* [REQUIREMENTS]
Gather all lines with the word "text" in them.

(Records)

## BEGIN

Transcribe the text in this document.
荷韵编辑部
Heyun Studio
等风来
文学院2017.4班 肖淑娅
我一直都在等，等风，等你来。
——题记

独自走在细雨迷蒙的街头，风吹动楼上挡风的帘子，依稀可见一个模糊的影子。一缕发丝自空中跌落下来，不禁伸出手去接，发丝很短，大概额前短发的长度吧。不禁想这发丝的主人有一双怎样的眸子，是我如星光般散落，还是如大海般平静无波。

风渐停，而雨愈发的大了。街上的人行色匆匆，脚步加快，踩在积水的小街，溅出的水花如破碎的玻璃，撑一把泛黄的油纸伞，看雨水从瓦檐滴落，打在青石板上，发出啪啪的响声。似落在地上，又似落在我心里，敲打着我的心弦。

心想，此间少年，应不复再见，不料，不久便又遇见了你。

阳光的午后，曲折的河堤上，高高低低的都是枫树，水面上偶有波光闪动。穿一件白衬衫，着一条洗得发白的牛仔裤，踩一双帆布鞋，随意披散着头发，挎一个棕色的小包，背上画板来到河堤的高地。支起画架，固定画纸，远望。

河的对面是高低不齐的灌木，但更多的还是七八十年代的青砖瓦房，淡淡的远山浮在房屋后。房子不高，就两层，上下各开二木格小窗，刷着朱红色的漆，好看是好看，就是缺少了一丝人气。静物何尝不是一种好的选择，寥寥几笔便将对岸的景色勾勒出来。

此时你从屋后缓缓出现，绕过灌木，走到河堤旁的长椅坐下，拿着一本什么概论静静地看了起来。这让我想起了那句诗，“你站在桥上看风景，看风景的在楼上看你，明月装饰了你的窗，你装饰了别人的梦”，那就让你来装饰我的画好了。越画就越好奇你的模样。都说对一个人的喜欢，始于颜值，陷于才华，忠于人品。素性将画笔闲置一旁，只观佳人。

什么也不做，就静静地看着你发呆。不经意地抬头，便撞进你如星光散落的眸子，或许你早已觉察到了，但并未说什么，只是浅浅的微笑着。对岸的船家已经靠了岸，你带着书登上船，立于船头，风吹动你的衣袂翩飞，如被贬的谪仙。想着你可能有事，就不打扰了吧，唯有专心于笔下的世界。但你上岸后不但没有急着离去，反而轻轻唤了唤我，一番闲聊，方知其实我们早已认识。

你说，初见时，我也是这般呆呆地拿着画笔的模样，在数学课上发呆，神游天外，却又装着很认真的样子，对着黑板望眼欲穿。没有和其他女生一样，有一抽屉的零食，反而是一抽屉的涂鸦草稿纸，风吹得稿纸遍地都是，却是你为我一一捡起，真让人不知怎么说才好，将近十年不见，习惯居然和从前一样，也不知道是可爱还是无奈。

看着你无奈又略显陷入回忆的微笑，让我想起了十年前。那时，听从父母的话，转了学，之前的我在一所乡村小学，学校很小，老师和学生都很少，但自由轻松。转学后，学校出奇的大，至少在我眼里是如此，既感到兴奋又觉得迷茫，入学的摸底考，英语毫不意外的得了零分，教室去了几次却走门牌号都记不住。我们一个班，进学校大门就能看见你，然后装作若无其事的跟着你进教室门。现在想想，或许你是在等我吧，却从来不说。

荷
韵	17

## END
## BEGIN

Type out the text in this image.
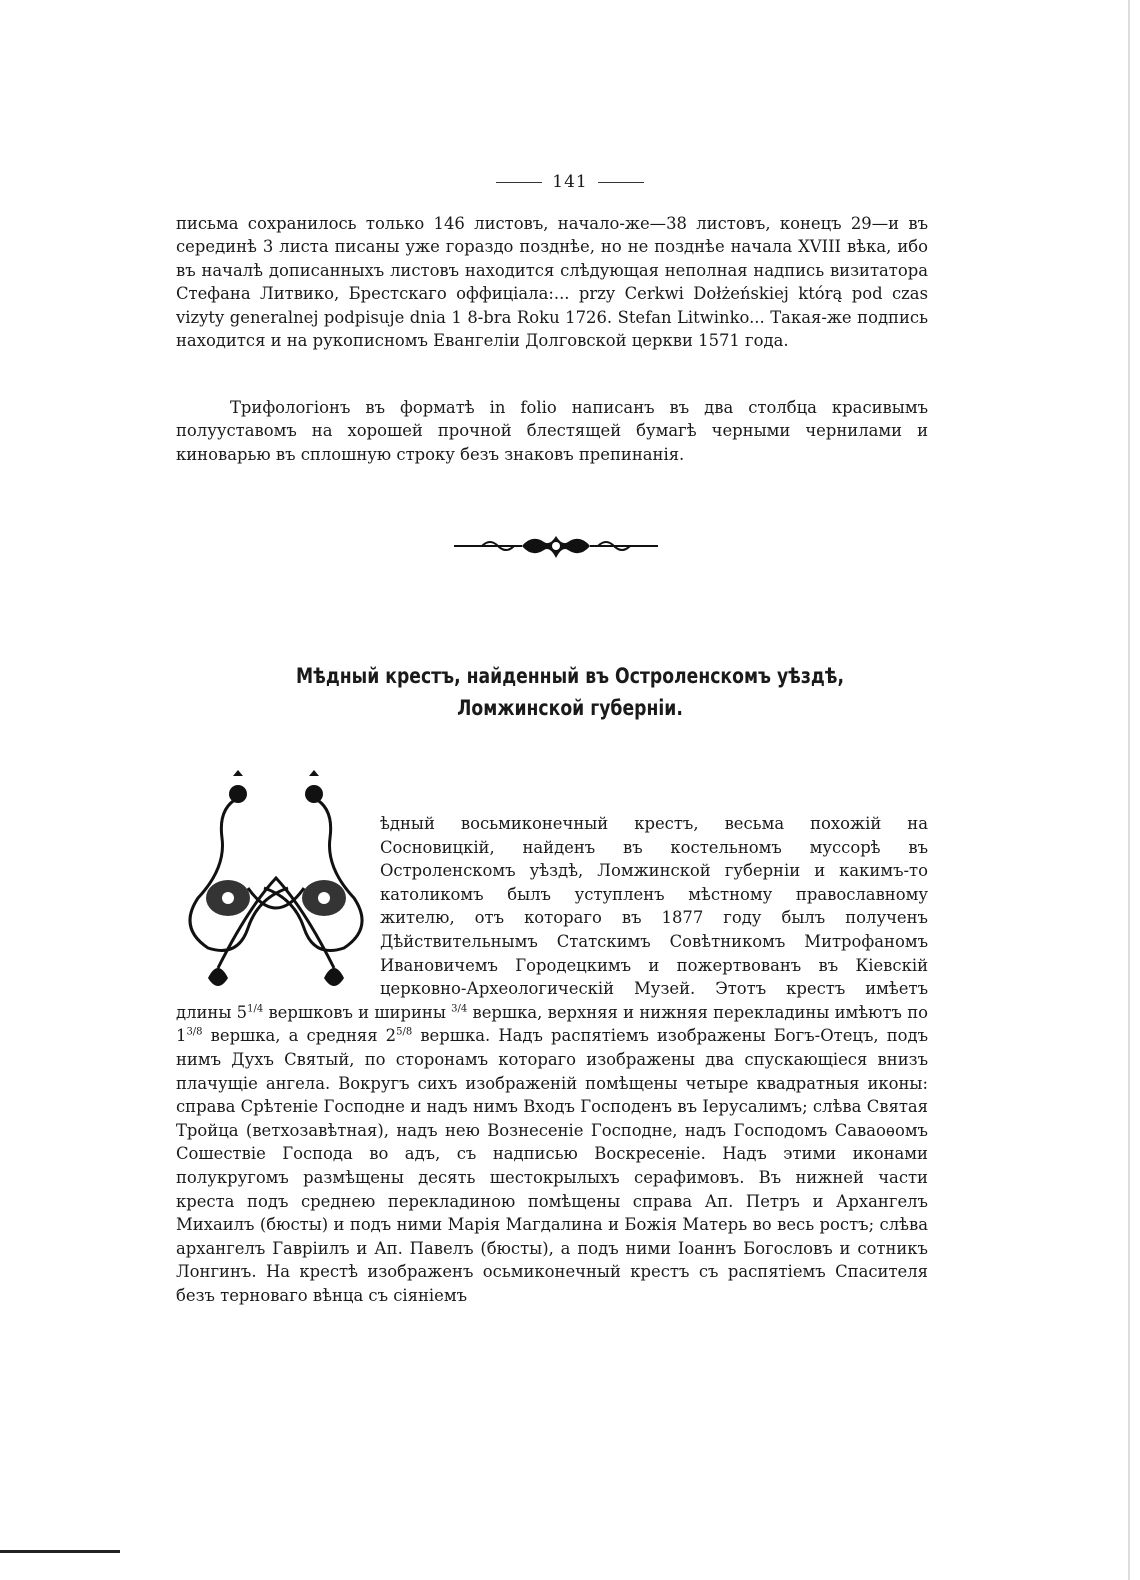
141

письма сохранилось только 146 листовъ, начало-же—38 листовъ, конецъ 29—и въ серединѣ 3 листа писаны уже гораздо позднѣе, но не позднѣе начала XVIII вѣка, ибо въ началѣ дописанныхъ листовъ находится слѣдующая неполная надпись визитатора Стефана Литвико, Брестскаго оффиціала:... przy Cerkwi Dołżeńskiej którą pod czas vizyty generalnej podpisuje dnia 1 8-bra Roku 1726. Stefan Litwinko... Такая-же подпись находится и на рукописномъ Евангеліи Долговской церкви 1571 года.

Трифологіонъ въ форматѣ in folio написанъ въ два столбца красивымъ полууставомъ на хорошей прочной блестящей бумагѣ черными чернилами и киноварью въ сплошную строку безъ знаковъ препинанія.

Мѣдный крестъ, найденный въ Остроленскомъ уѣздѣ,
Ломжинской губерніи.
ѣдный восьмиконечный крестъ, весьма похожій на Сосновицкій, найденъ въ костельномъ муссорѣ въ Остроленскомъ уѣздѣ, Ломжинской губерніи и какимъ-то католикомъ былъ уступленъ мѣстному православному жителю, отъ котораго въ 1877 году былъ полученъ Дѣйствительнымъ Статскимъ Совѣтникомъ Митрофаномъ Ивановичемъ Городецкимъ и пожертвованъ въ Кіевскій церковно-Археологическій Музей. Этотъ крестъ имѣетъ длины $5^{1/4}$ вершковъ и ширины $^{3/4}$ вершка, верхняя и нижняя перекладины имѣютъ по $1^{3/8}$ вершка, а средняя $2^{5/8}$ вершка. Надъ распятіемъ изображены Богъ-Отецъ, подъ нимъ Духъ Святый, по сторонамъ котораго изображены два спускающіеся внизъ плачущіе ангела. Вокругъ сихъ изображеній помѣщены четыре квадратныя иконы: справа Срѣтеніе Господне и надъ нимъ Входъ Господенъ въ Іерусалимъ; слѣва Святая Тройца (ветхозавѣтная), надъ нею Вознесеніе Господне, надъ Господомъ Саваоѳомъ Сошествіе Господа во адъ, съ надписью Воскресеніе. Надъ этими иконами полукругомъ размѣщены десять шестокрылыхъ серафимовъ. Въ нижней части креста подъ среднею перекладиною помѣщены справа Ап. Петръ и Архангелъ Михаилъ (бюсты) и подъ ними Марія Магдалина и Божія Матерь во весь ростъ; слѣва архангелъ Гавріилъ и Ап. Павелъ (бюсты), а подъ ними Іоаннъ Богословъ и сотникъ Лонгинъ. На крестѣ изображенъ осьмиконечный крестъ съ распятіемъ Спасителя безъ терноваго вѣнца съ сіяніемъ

## END

* [RESPONSE]
Transcribe the text in this document.
Type out the text in this image.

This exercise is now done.